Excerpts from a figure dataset

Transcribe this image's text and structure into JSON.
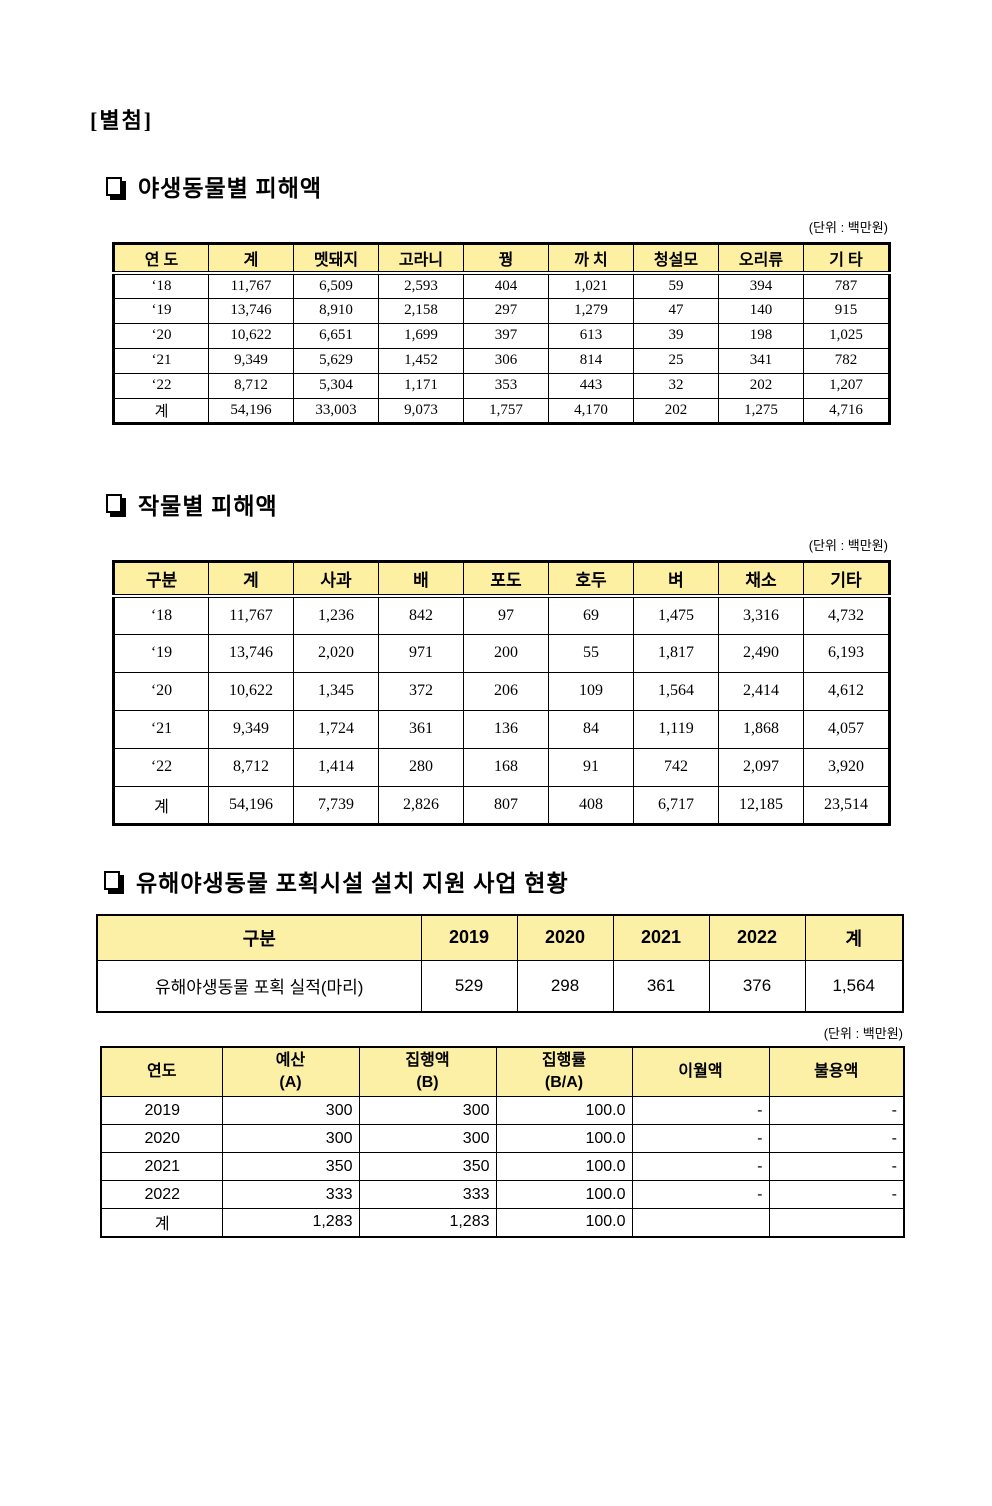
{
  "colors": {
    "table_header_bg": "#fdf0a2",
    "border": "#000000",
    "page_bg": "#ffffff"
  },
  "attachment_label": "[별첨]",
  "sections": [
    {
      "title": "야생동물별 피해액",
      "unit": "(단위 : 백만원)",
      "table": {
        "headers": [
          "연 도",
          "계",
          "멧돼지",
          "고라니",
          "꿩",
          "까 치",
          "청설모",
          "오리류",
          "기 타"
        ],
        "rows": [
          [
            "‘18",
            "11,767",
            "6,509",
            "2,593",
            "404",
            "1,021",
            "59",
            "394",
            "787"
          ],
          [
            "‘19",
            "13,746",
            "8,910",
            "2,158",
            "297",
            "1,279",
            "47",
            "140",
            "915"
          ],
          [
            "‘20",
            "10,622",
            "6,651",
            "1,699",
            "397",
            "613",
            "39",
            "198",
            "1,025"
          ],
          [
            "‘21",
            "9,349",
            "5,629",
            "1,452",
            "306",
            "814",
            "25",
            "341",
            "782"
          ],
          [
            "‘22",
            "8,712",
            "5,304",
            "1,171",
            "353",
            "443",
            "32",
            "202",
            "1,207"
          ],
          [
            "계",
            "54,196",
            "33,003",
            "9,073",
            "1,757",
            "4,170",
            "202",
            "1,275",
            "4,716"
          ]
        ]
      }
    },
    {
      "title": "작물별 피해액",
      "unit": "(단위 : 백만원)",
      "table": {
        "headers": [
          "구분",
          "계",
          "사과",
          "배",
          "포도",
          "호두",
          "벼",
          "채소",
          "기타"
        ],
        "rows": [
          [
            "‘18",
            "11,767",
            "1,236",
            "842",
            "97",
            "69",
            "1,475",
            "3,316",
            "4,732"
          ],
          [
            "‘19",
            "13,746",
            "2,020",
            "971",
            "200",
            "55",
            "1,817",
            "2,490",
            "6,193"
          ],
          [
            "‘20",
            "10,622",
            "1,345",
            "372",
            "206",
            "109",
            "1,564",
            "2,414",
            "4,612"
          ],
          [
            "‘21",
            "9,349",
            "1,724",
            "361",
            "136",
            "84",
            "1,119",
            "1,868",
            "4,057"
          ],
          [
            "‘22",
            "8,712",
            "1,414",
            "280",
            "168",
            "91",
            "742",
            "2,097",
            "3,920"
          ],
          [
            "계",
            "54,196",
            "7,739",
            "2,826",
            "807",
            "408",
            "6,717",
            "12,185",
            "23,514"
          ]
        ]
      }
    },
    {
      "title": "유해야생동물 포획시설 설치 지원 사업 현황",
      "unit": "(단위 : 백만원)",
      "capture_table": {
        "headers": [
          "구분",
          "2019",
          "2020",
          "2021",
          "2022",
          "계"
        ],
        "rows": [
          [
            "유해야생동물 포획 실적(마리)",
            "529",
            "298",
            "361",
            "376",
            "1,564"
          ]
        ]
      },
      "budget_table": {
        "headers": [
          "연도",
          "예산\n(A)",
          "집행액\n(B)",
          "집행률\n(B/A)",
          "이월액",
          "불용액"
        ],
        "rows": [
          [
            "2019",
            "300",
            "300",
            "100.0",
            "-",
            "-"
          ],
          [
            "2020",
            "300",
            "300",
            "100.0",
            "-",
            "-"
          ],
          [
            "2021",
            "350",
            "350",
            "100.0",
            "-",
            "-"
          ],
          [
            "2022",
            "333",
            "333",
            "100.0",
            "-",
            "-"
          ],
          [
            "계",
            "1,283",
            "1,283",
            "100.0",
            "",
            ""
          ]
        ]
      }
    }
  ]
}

==

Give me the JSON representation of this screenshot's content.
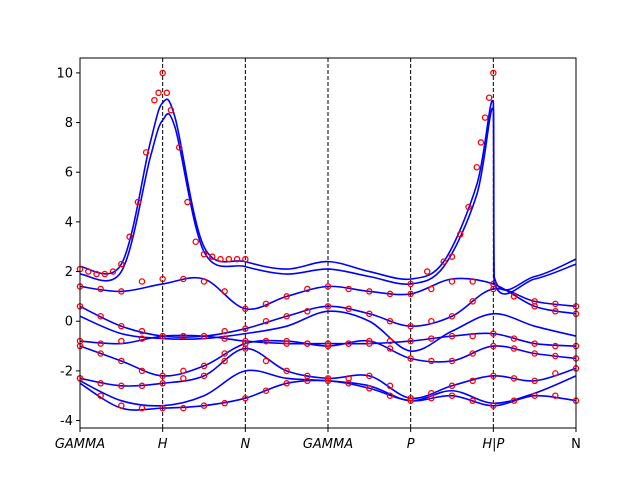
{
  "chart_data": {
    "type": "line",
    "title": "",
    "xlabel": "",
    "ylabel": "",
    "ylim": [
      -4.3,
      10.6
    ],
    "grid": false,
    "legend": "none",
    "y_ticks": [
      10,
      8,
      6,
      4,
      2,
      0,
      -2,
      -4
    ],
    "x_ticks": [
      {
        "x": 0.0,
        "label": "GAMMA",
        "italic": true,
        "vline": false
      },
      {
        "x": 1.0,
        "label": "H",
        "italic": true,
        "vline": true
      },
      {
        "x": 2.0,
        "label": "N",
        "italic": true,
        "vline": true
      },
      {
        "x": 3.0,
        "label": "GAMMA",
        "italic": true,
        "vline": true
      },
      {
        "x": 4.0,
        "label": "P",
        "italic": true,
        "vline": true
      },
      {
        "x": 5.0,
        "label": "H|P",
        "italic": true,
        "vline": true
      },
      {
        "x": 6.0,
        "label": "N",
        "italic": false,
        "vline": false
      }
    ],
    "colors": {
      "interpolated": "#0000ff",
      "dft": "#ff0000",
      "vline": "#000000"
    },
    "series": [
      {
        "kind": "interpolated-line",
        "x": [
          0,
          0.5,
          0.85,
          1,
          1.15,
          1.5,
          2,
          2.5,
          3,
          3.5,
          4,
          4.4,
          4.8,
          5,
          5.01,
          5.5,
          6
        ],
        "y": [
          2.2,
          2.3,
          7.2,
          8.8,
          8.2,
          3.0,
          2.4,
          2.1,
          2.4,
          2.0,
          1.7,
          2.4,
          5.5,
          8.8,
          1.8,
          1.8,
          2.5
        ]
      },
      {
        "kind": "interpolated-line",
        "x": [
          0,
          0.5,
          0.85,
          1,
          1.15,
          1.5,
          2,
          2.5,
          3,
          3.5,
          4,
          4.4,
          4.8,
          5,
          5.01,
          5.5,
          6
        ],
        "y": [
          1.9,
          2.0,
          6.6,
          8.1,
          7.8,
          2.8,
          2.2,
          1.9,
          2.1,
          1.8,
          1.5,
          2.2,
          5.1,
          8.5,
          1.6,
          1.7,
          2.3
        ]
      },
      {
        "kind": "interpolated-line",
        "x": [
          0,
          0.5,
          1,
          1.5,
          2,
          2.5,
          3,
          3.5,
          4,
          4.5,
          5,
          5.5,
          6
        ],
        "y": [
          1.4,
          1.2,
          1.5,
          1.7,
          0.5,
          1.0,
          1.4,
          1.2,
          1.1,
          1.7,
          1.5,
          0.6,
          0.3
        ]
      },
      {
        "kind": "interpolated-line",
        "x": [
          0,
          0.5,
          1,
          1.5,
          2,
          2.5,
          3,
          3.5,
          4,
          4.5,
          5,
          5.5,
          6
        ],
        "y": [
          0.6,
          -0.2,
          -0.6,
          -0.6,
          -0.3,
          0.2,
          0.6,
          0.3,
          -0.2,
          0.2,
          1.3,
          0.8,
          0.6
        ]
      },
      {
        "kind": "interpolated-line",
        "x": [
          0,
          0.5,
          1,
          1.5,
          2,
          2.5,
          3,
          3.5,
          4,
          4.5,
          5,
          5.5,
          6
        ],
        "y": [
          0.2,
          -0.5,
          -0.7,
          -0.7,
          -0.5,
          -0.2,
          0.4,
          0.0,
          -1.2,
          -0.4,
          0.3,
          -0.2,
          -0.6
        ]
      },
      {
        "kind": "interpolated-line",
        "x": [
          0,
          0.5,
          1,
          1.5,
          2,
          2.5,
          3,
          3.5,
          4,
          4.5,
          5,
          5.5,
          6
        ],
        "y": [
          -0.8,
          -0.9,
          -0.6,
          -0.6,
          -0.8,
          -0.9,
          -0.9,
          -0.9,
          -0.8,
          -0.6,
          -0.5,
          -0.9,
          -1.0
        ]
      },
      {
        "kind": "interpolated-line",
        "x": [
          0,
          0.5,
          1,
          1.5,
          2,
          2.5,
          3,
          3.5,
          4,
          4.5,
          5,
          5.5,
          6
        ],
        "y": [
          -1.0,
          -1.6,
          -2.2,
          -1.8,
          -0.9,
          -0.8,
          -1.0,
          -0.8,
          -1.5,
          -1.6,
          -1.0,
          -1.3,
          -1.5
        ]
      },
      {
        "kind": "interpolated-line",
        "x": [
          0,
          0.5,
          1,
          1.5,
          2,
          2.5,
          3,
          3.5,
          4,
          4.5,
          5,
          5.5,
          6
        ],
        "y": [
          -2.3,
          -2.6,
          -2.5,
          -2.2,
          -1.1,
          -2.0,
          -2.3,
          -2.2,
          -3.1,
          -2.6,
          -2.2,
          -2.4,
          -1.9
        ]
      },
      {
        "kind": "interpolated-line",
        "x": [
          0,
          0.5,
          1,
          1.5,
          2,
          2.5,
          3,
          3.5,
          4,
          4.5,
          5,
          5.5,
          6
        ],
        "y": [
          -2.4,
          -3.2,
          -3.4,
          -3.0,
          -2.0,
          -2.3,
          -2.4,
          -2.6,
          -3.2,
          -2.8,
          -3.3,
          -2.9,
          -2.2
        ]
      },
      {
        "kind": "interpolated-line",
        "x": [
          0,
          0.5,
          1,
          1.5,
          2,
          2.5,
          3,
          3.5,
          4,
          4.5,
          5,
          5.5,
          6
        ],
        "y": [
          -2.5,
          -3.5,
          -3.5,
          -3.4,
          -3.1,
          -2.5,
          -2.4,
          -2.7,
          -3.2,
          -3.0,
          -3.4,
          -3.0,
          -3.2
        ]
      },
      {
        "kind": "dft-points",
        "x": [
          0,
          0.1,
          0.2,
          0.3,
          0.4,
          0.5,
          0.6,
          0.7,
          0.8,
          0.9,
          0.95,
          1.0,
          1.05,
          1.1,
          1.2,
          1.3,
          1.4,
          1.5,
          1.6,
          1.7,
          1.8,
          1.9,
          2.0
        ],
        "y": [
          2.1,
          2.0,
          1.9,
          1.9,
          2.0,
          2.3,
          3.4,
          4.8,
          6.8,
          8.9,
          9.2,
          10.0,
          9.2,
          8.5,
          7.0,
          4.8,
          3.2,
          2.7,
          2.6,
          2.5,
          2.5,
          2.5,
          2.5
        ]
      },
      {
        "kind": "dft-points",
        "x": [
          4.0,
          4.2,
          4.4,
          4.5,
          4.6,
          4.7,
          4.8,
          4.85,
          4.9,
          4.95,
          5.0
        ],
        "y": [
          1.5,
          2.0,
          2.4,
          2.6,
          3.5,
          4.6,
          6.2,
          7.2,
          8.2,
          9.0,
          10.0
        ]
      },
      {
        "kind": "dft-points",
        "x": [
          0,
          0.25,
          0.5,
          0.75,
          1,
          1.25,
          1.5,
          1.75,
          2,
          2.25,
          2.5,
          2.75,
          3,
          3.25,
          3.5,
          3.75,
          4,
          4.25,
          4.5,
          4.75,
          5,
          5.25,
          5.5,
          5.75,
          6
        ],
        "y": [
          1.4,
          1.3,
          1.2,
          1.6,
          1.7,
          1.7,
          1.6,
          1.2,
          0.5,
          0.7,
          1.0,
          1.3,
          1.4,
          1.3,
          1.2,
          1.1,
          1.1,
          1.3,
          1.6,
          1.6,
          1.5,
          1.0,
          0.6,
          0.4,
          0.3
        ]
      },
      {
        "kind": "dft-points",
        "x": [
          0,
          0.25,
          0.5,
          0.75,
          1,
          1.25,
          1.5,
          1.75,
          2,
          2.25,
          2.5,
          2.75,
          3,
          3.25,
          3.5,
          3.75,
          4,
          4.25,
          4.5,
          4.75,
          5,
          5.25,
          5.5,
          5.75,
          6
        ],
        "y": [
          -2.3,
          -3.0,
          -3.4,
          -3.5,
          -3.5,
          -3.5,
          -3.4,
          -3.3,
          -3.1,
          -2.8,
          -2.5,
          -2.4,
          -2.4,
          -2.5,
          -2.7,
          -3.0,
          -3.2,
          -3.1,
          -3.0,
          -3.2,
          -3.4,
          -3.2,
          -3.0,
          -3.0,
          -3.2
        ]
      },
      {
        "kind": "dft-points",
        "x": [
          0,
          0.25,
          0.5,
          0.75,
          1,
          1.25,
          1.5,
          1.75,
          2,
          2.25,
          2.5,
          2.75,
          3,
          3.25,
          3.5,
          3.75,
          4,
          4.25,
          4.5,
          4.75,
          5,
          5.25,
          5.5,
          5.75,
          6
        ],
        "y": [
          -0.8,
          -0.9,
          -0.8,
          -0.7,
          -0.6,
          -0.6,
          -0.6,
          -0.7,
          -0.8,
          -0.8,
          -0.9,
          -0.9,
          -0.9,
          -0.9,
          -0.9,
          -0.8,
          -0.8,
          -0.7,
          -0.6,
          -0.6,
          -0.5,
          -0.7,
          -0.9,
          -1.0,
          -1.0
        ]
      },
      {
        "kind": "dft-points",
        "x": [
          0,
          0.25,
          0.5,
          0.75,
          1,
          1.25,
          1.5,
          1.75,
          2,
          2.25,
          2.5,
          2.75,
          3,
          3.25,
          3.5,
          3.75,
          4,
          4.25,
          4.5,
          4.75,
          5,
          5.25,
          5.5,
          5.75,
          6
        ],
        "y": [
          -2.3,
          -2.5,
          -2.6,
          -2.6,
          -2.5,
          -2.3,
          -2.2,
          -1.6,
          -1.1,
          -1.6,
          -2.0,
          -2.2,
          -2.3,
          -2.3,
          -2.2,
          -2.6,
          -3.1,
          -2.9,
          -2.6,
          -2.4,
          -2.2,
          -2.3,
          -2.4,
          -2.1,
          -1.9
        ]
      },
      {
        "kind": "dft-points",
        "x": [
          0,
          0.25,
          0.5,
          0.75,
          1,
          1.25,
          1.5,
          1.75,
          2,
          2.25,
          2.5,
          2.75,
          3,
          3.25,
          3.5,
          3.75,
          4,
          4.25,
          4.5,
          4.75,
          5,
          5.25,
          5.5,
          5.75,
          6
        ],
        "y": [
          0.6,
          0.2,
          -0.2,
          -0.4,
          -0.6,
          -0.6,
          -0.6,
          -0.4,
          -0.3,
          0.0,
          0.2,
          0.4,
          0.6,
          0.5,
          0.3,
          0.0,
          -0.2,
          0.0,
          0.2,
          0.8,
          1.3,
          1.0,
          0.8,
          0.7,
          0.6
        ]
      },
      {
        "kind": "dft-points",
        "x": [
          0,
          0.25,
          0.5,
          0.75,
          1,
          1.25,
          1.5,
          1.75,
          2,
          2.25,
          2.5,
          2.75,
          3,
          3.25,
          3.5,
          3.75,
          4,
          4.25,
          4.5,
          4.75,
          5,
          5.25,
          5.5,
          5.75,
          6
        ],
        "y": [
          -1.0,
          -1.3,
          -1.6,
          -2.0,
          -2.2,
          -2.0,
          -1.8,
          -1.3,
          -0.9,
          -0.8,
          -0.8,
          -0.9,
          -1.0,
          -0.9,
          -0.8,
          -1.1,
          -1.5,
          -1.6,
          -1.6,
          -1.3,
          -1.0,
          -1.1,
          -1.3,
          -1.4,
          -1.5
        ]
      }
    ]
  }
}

* * *

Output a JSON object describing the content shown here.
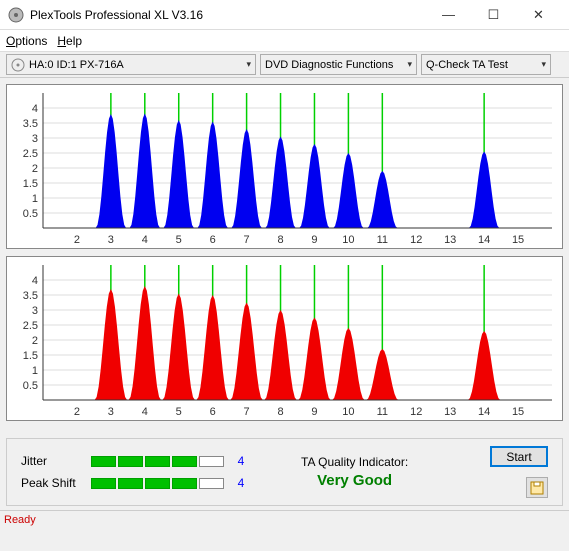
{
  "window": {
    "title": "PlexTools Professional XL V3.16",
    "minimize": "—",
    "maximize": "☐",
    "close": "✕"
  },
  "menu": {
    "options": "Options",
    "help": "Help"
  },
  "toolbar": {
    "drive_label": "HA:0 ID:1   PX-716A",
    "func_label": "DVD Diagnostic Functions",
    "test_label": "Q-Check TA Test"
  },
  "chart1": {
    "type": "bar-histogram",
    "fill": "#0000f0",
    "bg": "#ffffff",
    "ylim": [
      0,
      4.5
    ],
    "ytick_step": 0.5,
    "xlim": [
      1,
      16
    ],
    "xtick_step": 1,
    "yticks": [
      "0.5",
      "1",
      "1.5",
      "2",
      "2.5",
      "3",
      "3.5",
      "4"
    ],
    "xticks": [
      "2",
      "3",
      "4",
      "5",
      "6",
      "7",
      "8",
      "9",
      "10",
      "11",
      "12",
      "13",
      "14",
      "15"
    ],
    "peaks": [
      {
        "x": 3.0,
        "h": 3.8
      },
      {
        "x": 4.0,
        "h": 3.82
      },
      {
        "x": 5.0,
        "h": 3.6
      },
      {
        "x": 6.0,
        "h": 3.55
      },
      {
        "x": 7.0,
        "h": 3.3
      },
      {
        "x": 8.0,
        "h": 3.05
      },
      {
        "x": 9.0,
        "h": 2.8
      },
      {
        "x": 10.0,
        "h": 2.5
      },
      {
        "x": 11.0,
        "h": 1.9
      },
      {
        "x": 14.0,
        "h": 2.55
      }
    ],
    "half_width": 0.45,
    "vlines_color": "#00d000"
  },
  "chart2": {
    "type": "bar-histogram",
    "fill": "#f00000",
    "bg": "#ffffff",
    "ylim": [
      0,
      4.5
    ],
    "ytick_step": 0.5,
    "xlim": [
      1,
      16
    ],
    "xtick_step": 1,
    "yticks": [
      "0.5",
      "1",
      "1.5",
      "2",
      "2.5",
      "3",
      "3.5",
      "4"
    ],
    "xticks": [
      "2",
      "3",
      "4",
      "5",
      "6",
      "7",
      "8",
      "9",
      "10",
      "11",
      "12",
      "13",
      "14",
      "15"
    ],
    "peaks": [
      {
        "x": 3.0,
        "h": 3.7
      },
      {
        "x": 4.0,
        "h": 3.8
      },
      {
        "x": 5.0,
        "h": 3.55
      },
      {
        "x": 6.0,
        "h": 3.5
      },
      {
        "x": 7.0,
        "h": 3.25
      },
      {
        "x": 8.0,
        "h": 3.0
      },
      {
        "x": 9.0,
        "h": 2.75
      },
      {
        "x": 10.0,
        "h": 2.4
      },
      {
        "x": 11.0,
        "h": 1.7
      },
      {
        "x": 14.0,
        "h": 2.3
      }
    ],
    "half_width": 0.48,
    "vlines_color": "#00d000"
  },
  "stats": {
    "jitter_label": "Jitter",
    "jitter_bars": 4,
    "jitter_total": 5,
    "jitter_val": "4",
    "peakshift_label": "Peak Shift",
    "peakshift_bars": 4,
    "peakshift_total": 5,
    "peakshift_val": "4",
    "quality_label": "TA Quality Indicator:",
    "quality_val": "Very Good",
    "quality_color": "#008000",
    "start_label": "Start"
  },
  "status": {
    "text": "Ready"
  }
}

GOAL
Look for "text" and pull out every line that has it.

RESPONSE TO THIS TASK
Transcribe this image's text and structure into JSON.
    "text": "Ready"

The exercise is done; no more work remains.